→ GIVEN INSTRUCTION
Pick out all lines in the listing holding the string "Biodiesel" and copy them.

→ RECORDS SUPPLIED

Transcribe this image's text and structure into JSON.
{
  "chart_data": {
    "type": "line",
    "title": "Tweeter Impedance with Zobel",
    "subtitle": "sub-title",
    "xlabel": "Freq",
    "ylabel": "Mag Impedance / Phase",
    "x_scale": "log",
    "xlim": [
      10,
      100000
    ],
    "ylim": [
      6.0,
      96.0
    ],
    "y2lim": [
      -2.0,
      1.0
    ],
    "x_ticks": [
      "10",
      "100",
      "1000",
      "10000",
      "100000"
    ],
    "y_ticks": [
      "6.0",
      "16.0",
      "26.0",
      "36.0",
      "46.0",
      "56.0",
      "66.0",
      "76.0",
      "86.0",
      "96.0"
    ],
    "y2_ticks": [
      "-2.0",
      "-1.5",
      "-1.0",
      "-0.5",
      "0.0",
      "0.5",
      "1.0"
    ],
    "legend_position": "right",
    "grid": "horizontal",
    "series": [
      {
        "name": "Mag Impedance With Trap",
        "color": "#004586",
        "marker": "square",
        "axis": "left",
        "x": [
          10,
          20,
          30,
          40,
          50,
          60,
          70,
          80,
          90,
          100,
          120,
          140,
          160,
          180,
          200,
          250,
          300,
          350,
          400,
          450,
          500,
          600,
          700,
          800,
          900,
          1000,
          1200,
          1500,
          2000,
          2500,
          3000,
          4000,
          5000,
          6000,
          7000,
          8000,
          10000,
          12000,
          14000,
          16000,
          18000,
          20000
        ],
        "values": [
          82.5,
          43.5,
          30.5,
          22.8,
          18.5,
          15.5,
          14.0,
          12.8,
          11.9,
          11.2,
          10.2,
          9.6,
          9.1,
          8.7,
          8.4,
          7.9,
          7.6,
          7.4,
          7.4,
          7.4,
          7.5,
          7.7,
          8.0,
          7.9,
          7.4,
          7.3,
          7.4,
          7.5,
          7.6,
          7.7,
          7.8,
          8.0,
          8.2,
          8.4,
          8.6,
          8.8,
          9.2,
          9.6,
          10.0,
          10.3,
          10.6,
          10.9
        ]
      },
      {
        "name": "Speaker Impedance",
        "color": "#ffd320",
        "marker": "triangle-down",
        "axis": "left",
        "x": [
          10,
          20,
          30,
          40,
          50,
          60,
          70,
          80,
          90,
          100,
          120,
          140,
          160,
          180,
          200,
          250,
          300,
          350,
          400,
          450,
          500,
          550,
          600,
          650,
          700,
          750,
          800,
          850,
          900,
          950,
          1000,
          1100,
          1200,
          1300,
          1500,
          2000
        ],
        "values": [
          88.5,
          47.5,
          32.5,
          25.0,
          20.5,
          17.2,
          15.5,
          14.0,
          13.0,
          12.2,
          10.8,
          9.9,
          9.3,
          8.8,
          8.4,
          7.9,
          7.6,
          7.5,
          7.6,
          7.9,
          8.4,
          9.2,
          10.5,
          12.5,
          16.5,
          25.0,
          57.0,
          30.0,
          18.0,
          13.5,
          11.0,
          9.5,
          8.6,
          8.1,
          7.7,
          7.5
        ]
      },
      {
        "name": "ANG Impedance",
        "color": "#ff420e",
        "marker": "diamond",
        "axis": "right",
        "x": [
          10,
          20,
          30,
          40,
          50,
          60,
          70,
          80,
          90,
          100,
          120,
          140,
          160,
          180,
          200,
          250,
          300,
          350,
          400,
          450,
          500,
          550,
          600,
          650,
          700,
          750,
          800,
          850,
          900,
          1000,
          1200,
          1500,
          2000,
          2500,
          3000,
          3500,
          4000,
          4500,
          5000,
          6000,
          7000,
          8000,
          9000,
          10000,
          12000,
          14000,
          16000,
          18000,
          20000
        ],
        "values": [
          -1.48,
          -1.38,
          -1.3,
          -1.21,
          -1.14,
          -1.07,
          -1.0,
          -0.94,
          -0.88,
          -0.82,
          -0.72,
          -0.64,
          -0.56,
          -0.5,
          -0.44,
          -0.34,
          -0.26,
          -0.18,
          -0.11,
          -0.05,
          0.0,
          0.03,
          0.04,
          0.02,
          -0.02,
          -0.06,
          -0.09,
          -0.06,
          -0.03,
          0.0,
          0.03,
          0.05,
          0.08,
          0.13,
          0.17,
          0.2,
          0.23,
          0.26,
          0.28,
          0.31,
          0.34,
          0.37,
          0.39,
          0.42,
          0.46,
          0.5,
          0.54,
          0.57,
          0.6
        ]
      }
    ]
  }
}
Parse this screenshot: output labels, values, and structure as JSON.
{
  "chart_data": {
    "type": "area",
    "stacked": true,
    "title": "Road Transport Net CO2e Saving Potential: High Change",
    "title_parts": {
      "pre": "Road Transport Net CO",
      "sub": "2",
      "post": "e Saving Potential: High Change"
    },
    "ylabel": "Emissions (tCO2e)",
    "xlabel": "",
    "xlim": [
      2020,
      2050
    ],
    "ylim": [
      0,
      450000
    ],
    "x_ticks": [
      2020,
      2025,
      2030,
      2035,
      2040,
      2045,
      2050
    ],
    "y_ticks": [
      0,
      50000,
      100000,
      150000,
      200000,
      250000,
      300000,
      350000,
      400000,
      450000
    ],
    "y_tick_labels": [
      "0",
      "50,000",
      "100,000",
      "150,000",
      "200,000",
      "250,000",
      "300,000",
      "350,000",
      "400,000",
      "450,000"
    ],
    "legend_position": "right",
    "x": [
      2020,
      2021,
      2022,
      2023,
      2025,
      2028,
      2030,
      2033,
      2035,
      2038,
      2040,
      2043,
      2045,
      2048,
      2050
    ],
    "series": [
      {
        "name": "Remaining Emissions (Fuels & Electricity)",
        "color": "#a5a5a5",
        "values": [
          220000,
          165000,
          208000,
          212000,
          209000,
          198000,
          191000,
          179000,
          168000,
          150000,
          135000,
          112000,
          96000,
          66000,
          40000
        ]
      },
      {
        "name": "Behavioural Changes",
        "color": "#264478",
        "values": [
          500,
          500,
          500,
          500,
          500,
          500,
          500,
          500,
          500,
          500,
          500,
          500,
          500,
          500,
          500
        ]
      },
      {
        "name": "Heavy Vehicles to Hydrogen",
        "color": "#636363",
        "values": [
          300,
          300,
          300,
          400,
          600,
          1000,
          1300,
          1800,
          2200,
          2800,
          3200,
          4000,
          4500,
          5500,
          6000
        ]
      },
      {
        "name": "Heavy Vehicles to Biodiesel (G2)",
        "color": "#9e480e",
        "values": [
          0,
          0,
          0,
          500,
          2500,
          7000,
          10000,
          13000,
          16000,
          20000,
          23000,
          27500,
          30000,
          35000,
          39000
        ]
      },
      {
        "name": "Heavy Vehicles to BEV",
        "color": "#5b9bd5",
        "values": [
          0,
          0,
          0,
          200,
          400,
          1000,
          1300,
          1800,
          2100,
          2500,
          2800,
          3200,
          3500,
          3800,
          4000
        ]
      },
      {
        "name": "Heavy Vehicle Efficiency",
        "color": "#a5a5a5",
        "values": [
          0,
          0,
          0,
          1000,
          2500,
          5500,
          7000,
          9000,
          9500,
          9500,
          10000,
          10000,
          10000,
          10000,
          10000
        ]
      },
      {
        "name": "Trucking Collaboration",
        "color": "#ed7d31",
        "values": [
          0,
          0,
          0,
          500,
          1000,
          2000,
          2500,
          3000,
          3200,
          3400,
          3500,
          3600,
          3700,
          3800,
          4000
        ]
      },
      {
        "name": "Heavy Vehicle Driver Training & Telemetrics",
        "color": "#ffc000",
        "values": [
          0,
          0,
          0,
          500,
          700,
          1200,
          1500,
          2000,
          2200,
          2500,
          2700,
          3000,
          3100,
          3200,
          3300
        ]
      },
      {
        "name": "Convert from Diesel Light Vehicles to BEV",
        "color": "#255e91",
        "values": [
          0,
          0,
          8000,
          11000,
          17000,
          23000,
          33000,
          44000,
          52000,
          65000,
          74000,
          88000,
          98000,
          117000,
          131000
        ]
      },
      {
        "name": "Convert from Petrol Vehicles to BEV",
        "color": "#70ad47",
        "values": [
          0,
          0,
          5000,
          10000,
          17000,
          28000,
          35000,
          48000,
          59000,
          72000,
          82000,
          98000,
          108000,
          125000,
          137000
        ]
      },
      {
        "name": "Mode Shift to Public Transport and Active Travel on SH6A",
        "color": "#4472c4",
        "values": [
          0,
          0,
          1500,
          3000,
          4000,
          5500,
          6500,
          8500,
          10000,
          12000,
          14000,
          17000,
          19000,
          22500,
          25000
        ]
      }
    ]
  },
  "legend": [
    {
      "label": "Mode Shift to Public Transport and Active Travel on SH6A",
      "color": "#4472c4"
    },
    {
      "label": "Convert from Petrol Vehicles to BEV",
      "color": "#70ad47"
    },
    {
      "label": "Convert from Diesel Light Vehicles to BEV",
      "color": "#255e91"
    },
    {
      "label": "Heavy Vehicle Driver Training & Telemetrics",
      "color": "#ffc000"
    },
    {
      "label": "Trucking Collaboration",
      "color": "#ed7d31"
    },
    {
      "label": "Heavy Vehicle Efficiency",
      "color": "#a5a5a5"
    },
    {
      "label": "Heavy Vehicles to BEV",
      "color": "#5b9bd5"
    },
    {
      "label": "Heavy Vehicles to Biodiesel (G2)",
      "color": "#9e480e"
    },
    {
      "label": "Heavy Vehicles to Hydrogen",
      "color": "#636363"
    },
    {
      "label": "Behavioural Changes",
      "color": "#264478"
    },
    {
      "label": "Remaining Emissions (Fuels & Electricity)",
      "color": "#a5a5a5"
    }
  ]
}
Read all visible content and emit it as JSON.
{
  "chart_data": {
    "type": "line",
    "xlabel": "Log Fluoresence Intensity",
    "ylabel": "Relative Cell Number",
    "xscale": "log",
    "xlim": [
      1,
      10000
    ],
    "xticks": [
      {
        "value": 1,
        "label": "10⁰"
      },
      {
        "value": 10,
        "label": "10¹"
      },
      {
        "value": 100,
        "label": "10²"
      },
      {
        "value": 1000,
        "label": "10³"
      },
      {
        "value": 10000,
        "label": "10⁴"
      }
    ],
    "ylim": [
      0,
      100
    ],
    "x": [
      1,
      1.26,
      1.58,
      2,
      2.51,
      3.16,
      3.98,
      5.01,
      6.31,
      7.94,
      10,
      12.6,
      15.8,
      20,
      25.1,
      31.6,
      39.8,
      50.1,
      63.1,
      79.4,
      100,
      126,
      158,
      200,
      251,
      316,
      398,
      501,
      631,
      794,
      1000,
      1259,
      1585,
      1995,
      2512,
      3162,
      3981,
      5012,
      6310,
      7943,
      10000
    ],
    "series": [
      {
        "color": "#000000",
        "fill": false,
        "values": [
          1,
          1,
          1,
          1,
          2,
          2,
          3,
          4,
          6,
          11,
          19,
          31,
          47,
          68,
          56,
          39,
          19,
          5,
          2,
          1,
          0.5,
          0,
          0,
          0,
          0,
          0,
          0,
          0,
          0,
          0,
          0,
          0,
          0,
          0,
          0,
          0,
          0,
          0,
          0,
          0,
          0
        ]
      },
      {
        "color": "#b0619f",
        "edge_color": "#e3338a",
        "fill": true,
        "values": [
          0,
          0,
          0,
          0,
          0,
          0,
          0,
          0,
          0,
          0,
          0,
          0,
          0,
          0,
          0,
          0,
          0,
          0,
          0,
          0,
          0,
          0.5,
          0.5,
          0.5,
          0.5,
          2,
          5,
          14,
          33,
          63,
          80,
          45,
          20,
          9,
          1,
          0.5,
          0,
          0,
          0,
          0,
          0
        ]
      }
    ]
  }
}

→ ANSWER TO THE EXERCISE
        "name": "Heavy Vehicles to Biodiesel (G2)",
      "label": "Heavy Vehicles to Biodiesel (G2)",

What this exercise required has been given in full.